▶ [Aim]: Omit the images, then print each record below exactly as it reads.

▶ [Extracted records]:

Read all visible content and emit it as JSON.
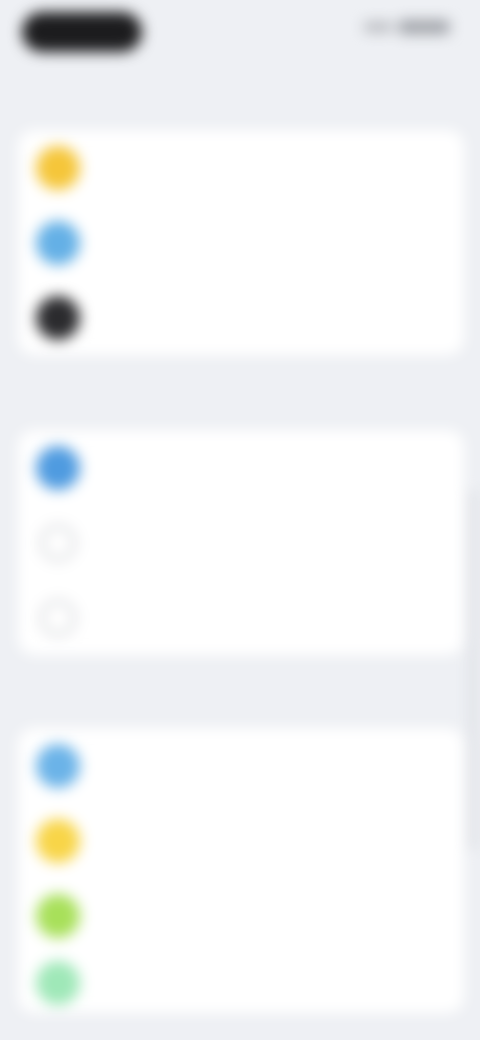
{
  "status": {
    "time": "",
    "signal_icon": "signal-icon",
    "battery_icon": "battery-icon"
  },
  "nav": {
    "title": ""
  },
  "groups": [
    {
      "header": "",
      "items": [
        {
          "label": "",
          "icon": "sun-icon",
          "color": "#f5c63a"
        },
        {
          "label": "",
          "icon": "display-icon",
          "color": "#64b0e6"
        },
        {
          "label": "",
          "icon": "moon-icon",
          "color": "#2b2b2e"
        }
      ]
    },
    {
      "header": "",
      "items": [
        {
          "label": "",
          "icon": "adaptive-icon",
          "color": "#4f9be0"
        },
        {
          "label": "",
          "icon": "circle-outline-icon",
          "color": "#c9cbd0"
        },
        {
          "label": "",
          "icon": "circle-outline-icon",
          "color": "#c9cbd0"
        }
      ]
    },
    {
      "header": "",
      "items": [
        {
          "label": "",
          "icon": "wallpaper-icon",
          "color": "#6bb3e8"
        },
        {
          "label": "",
          "icon": "theme-icon",
          "color": "#f8d548"
        },
        {
          "label": "",
          "icon": "leaf-icon",
          "color": "#a8e05a"
        },
        {
          "label": "",
          "icon": "eye-icon",
          "color": "#9fe8b8"
        }
      ]
    }
  ]
}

▶ [Solution for this task]:
Read all visible content and emit it as JSON.
{
  "status": {
    "time": "",
    "signal_icon": "signal-icon",
    "battery_icon": "battery-icon"
  },
  "nav": {
    "title": ""
  },
  "groups": [
    {
      "header": "",
      "items": [
        {
          "label": "",
          "icon": "sun-icon",
          "color": "#f5c63a"
        },
        {
          "label": "",
          "icon": "display-icon",
          "color": "#64b0e6"
        },
        {
          "label": "",
          "icon": "moon-icon",
          "color": "#2b2b2e"
        }
      ]
    },
    {
      "header": "",
      "items": [
        {
          "label": "",
          "icon": "adaptive-icon",
          "color": "#4f9be0"
        },
        {
          "label": "",
          "icon": "circle-outline-icon",
          "color": "#c9cbd0"
        },
        {
          "label": "",
          "icon": "circle-outline-icon",
          "color": "#c9cbd0"
        }
      ]
    },
    {
      "header": "",
      "items": [
        {
          "label": "",
          "icon": "wallpaper-icon",
          "color": "#6bb3e8"
        },
        {
          "label": "",
          "icon": "theme-icon",
          "color": "#f8d548"
        },
        {
          "label": "",
          "icon": "leaf-icon",
          "color": "#a8e05a"
        },
        {
          "label": "",
          "icon": "eye-icon",
          "color": "#9fe8b8"
        }
      ]
    }
  ]
}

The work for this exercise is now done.